Given exercise:
Copy every line of the entries that includes the word "JTWC".

Data entries:

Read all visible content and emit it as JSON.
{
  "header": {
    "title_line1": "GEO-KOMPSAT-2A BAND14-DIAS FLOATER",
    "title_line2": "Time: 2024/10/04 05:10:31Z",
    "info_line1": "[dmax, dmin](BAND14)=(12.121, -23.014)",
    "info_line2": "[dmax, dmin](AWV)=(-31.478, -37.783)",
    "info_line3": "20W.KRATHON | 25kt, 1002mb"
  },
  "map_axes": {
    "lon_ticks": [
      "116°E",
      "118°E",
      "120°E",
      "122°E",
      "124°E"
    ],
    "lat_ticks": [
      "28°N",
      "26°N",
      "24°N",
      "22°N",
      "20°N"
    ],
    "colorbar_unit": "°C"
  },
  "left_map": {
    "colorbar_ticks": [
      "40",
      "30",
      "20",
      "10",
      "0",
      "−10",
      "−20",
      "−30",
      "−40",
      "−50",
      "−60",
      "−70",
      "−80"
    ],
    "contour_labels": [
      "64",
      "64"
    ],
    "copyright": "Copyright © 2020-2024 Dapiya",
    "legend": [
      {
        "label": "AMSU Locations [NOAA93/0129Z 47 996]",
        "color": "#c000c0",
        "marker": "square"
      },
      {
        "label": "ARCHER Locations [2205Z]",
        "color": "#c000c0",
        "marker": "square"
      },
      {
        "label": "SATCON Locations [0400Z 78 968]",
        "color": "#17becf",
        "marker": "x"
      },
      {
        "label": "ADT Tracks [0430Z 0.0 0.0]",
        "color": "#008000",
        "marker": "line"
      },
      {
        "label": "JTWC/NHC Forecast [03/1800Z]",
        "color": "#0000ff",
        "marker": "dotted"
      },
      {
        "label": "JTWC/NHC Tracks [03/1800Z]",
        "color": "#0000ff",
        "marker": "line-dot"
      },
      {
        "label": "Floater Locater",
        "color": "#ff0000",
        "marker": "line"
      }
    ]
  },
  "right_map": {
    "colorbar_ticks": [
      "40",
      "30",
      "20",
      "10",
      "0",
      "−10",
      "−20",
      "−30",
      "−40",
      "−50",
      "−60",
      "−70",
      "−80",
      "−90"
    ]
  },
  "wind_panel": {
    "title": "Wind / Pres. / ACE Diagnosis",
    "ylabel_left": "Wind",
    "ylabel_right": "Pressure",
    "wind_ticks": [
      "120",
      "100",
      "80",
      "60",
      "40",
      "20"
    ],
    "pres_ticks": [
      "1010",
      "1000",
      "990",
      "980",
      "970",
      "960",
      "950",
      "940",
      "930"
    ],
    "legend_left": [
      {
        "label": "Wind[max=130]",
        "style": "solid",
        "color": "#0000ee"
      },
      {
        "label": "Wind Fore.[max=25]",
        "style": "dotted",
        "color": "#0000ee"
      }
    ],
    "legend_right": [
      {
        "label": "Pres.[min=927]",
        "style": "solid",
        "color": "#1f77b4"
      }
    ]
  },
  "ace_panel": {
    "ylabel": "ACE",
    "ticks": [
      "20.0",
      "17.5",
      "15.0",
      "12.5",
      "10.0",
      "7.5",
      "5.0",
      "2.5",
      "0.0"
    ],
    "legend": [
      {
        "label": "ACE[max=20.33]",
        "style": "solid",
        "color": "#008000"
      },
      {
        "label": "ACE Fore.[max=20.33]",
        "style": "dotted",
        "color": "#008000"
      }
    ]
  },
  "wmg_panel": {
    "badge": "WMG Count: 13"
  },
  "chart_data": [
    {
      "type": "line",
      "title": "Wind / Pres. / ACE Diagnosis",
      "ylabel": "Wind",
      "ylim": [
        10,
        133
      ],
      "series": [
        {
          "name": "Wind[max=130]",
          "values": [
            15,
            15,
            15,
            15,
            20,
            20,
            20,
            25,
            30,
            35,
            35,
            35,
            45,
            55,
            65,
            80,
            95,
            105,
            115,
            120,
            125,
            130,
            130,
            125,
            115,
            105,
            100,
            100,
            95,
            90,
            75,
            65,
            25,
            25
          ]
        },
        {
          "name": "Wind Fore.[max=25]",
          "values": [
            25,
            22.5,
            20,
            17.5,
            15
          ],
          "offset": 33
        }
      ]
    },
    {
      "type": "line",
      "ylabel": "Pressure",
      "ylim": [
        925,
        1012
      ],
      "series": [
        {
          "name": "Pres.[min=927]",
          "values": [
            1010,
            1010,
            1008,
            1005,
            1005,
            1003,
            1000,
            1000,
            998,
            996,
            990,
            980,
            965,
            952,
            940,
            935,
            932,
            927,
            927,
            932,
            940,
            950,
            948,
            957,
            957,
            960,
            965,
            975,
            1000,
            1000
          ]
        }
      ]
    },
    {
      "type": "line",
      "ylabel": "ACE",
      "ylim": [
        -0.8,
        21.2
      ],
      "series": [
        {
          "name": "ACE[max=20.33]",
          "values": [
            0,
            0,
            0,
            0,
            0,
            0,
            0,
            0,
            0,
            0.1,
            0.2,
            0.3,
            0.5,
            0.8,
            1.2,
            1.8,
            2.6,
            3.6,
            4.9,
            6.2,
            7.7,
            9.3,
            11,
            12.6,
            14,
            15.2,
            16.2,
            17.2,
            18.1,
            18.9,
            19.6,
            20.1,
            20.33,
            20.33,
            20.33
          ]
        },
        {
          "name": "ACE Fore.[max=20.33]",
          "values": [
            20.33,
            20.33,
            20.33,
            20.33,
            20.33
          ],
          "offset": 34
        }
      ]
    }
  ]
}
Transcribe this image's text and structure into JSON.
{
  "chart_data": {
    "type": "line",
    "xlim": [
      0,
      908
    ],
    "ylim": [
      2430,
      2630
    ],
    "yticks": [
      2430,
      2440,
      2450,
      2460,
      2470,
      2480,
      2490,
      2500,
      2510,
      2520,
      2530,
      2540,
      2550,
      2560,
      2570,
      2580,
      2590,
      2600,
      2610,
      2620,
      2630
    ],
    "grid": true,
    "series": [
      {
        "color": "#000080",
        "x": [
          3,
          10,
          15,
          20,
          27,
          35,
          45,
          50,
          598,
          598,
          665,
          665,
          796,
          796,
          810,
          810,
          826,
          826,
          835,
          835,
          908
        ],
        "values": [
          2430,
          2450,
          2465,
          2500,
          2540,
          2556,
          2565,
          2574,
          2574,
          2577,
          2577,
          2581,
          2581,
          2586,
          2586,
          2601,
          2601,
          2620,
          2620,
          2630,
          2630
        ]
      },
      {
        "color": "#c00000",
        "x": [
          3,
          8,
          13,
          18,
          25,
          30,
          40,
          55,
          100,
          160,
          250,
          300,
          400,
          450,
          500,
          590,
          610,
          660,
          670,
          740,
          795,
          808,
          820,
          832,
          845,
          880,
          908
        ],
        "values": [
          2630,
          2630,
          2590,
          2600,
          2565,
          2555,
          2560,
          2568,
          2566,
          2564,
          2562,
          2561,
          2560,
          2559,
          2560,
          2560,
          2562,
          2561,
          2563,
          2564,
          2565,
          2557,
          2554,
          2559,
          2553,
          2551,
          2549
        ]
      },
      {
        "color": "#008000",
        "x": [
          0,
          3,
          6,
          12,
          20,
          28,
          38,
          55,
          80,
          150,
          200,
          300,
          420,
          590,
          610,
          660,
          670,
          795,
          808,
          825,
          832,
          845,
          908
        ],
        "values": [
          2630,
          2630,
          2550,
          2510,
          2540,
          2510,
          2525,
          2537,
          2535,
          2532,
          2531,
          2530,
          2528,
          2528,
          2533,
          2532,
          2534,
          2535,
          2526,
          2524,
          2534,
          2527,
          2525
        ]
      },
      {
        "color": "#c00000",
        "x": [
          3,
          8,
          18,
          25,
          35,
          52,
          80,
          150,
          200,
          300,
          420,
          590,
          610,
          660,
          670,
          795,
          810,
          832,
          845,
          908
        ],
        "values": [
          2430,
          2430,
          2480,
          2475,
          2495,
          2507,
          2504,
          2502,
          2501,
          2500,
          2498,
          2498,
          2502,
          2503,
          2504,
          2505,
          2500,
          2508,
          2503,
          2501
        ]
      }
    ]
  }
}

Expected output:
        "label": "JTWC/NHC Forecast [03/1800Z]",
        "label": "JTWC/NHC Tracks [03/1800Z]",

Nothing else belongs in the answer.